Set problem –
Every entry below should be repeated exactly; the pictures should not.

----- Material to process -----

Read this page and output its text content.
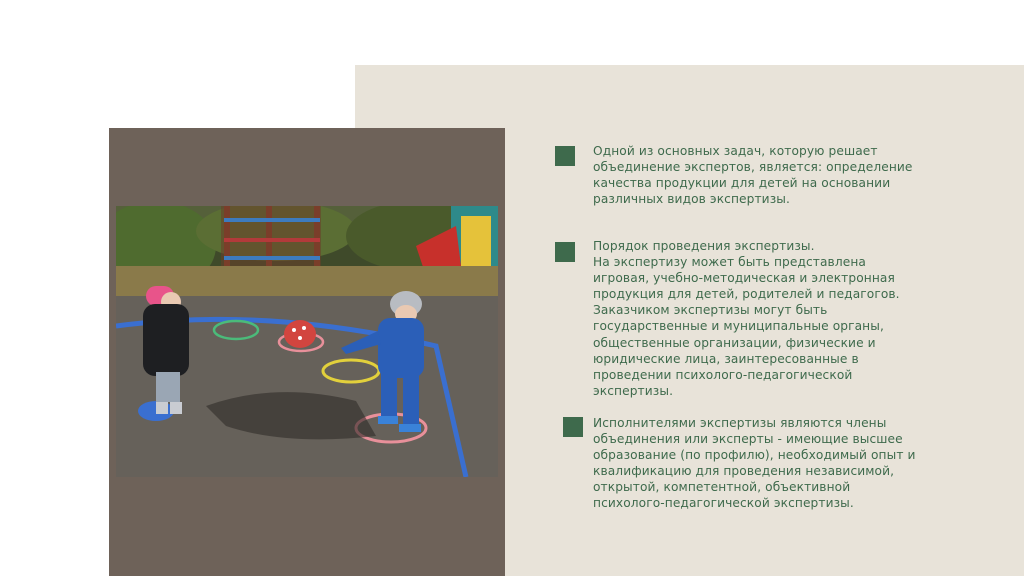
Одной из основных задач, которую решает
объединение экспертов, является: определение
качества продукции для детей на основании
различных видов экспертизы.
Порядок проведения экспертизы.
На экспертизу может быть представлена
игровая, учебно-методическая и электронная
продукция для детей, родителей и педагогов.
Заказчиком экспертизы могут быть
государственные и муниципальные органы,
общественные организации, физические и
юридические лица, заинтересованные в
проведении психолого-педагогической
экспертизы.
Исполнителями экспертизы являются члены
объединения или эксперты - имеющие высшее
образование (по профилю), необходимый опыт и
квалификацию для проведения независимой,
открытой, компетентной, объективной
психолого-педагогической экспертизы.
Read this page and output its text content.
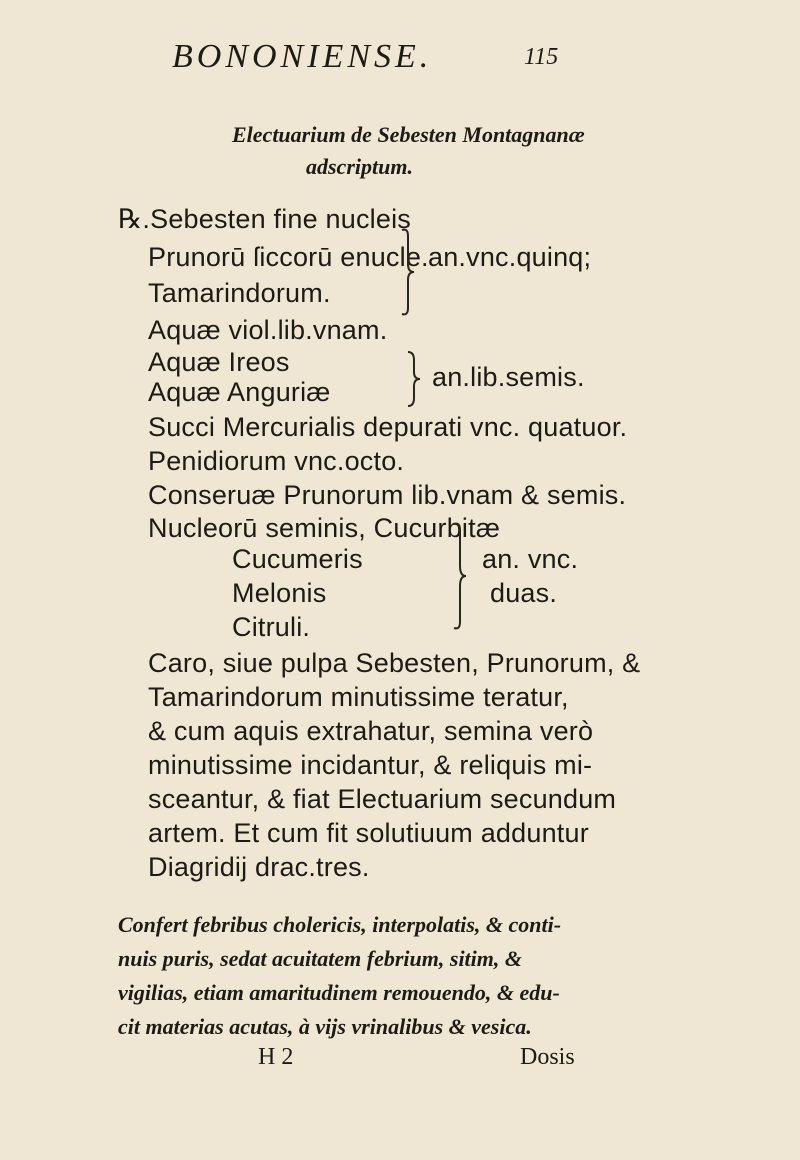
BONONIENSE.	115
Electuarium de Sebesten Montagnanæ
adscriptum.
℞.Sebesten fine nucleis
Prunorū ſiccorū enucle.
Tamarindorum.
Aquæ viol.lib.vnam.
Aquæ Ireos
Aquæ Anguriæ
Succi Mercurialis depurati vnc. quatuor.
Penidiorum vnc.octo.
Conseruæ Prunorum lib.vnam & semis.
Nucleorū seminis, Cucurbitæ
Cucumeris
Melonis
Citruli.
Caro, siue pulpa Sebesten, Prunorum, &
Tamarindorum minutissime teratur,
& cum aquis extrahatur, semina verò
minutissime incidantur, & reliquis mi-
sceantur, & fiat Electuarium secundum
artem. Et cum fit solutiuum adduntur
Diagridij drac.tres.
an.vnc.quinq;
an.lib.semis.
an. vnc.
duas.
Confert febribus cholericis, interpolatis, & conti-
nuis puris, sedat acuitatem febrium, sitim, &
vigilias, etiam amaritudinem remouendo, & edu-
cit materias acutas, à vijs vrinalibus & vesica.
H 2	Dosis
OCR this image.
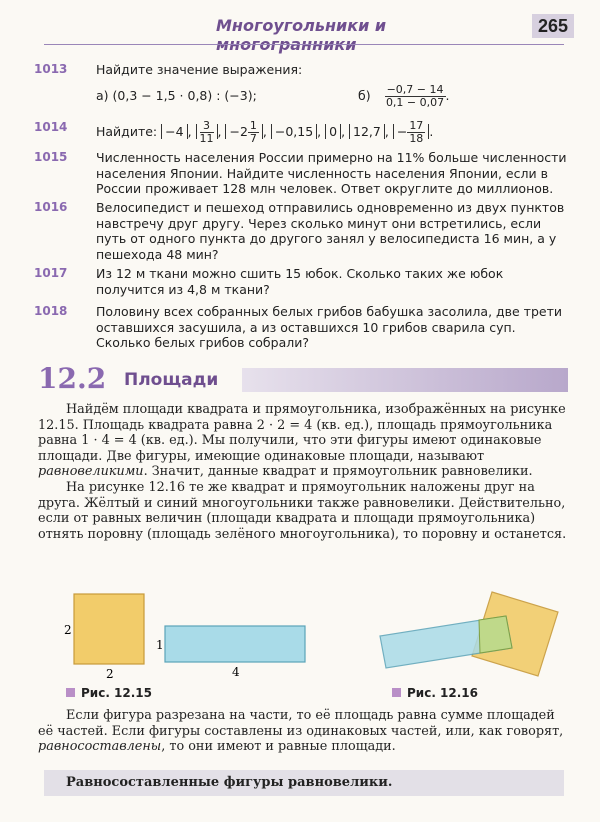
Многоугольники и многогранники
265
1013	Найдите значение выражения:
а) (0,3 − 1,5 · 0,8) : (−3);	$б) \frac{-0,7 - 14}{0,1 - 0,07}$ .
1014	Найдите: −4 , $\frac{3}{11}$ , $-2 \frac{1}{7}$ , −0,15 , 0 , 12,7 , − $\frac{17}{18}$ .
1015	Численность населения России примерно на 11% больше численности населения Японии. Найдите численность населения Японии, если в России проживает 128 млн человек. Ответ округлите до миллионов.
1016	Велосипедист и пешеход отправились одновременно из двух пунктов навстречу друг другу. Через сколько минут они встретились, если путь от одного пункта до другого занял у велосипедиста 16 мин, а у пешехода 48 мин?
1017	Из 12 м ткани можно сшить 15 юбок. Сколько таких же юбок получится из 4,8 м ткани?
1018	Половину всех собранных белых грибов бабушка засолила, две трети оставшихся засушила, а из оставшихся 10 грибов сварила суп. Сколько белых грибов собрали?
12.2 Площади

Найдём площади квадрата и прямоугольника, изображённых на рисунке 12.15. Площадь квадрата равна 2 · 2 = 4 (кв. ед.), площадь прямоугольника равна 1 · 4 = 4 (кв. ед.). Мы получили, что эти фигуры имеют одинаковые площади. Две фигуры, имеющие одинаковые площади, называют равновеликими. Значит, данные квадрат и прямоугольник равновелики.

На рисунке 12.16 те же квадрат и прямоугольник наложены друг на друга. Жёлтый и синий многоугольники также равновелики. Действительно, если от равных величин (площади квадрата и площади прямоугольника) отнять поровну (площадь зелёного многоугольника), то поровну и останется.

2
2
1
4
Рис. 12.15	Рис. 12.16

Если фигура разрезана на части, то её площадь равна сумме площадей её частей. Если фигуры составлены из одинаковых частей, или, как говорят, равносоставлены, то они имеют и равные площади.

Равносоставленные фигуры равновелики.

-----

Result of the exercise –
Read this page and output its text content.
Одной из основных задач, которую решает
объединение экспертов, является: определение
качества продукции для детей на основании
различных видов экспертизы.
Порядок проведения экспертизы.
На экспертизу может быть представлена
игровая, учебно-методическая и электронная
продукция для детей, родителей и педагогов.
Заказчиком экспертизы могут быть
государственные и муниципальные органы,
общественные организации, физические и
юридические лица, заинтересованные в
проведении психолого-педагогической
экспертизы.
Исполнителями экспертизы являются члены
объединения или эксперты - имеющие высшее
образование (по профилю), необходимый опыт и
квалификацию для проведения независимой,
открытой, компетентной, объективной
психолого-педагогической экспертизы.
Read this page and output its text content.
BONONIENSE.	115
Electuarium de Sebesten Montagnanæ
adscriptum.
℞.Sebesten fine nucleis
Prunorū ſiccorū enucle.
Tamarindorum.
Aquæ viol.lib.vnam.
Aquæ Ireos
Aquæ Anguriæ
Succi Mercurialis depurati vnc. quatuor.
Penidiorum vnc.octo.
Conseruæ Prunorum lib.vnam & semis.
Nucleorū seminis, Cucurbitæ
Cucumeris
Melonis
Citruli.
Caro, siue pulpa Sebesten, Prunorum, &
Tamarindorum minutissime teratur,
& cum aquis extrahatur, semina verò
minutissime incidantur, & reliquis mi-
sceantur, & fiat Electuarium secundum
artem. Et cum fit solutiuum adduntur
Diagridij drac.tres.
an.vnc.quinq;
an.lib.semis.
an. vnc.
duas.
Confert febribus cholericis, interpolatis, & conti-
nuis puris, sedat acuitatem febrium, sitim, &
vigilias, etiam amaritudinem remouendo, & edu-
cit materias acutas, à vijs vrinalibus & vesica.
H 2	Dosis
OCR this image.
Многоугольники и многогранники
265
1013	Найдите значение выражения:
а) (0,3 − 1,5 · 0,8) : (−3);	$б) \frac{-0,7 - 14}{0,1 - 0,07}$ .
1014	Найдите: −4 , $\frac{3}{11}$ , $-2 \frac{1}{7}$ , −0,15 , 0 , 12,7 , − $\frac{17}{18}$ .
1015	Численность населения России примерно на 11% больше численности населения Японии. Найдите численность населения Японии, если в России проживает 128 млн человек. Ответ округлите до миллионов.
1016	Велосипедист и пешеход отправились одновременно из двух пунктов навстречу друг другу. Через сколько минут они встретились, если путь от одного пункта до другого занял у велосипедиста 16 мин, а у пешехода 48 мин?
1017	Из 12 м ткани можно сшить 15 юбок. Сколько таких же юбок получится из 4,8 м ткани?
1018	Половину всех собранных белых грибов бабушка засолила, две трети оставшихся засушила, а из оставшихся 10 грибов сварила суп. Сколько белых грибов собрали?
12.2 Площади

Найдём площади квадрата и прямоугольника, изображённых на рисунке 12.15. Площадь квадрата равна 2 · 2 = 4 (кв. ед.), площадь прямоугольника равна 1 · 4 = 4 (кв. ед.). Мы получили, что эти фигуры имеют одинаковые площади. Две фигуры, имеющие одинаковые площади, называют равновеликими. Значит, данные квадрат и прямоугольник равновелики.

На рисунке 12.16 те же квадрат и прямоугольник наложены друг на друга. Жёлтый и синий многоугольники также равновелики. Действительно, если от равных величин (площади квадрата и площади прямоугольника) отнять поровну (площадь зелёного многоугольника), то поровну и останется.

2
2
1
4
Рис. 12.15	Рис. 12.16

Если фигура разрезана на части, то её площадь равна сумме площадей её частей. Если фигуры составлены из одинаковых частей, или, как говорят, равносоставлены, то они имеют и равные площади.

Равносоставленные фигуры равновелики.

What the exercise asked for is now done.